--- DIRECTIVE ---
Review the listing and copy each line that holds the word "this".

======== EXCERPTED RECORDS

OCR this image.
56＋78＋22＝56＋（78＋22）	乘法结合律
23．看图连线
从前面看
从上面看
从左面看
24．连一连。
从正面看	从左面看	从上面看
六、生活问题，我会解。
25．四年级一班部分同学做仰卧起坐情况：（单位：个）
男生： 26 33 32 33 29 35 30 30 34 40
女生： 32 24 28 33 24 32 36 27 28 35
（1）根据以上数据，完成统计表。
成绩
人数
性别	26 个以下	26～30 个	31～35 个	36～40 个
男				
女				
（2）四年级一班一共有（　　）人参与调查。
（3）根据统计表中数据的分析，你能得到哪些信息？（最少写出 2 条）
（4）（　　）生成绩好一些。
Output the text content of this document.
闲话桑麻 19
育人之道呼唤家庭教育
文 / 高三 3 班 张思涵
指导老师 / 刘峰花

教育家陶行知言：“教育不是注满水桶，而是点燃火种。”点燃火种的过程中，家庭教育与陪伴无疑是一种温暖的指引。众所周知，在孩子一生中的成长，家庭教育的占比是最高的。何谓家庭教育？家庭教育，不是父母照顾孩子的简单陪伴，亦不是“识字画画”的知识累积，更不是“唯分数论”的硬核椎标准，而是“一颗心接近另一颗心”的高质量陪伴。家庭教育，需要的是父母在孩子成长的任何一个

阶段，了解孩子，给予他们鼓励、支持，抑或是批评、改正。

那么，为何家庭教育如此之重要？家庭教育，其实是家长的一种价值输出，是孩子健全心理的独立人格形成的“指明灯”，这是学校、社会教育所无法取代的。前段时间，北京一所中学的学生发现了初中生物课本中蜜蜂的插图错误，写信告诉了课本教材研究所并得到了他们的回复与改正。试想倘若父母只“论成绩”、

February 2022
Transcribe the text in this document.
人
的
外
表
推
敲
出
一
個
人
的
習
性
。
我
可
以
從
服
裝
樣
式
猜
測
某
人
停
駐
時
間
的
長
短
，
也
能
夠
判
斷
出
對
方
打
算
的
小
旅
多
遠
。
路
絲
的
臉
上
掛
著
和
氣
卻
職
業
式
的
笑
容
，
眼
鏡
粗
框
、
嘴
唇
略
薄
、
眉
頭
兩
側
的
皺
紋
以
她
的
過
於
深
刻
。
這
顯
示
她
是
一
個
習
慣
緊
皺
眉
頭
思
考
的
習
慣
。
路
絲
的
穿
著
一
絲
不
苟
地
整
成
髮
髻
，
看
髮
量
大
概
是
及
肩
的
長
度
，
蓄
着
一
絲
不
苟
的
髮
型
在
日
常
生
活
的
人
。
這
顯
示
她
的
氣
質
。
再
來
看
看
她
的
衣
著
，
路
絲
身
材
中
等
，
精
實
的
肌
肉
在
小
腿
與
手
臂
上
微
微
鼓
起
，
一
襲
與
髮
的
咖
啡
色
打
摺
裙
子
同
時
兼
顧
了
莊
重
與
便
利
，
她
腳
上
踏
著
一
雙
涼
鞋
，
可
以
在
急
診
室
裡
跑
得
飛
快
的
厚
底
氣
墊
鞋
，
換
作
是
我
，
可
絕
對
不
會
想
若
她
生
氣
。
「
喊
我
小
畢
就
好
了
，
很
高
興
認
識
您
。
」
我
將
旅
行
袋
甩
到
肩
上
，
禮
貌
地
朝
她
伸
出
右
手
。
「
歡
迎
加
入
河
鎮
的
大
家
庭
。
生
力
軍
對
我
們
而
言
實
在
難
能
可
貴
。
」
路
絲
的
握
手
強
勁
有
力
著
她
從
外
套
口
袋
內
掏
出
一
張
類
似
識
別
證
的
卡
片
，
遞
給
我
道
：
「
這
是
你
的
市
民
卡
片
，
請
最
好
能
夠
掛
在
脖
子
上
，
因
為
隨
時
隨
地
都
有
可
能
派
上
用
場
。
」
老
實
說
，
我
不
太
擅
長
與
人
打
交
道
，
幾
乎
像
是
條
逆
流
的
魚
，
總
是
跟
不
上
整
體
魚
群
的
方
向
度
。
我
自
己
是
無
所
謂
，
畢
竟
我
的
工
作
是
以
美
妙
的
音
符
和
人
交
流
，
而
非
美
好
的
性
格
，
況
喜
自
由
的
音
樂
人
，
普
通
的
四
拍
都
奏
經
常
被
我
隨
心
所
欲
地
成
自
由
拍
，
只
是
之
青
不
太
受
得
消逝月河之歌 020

================

--- SOLVED EXERCISE ---
OCR this image.
Output the text content of this document.
Transcribe the text in this document.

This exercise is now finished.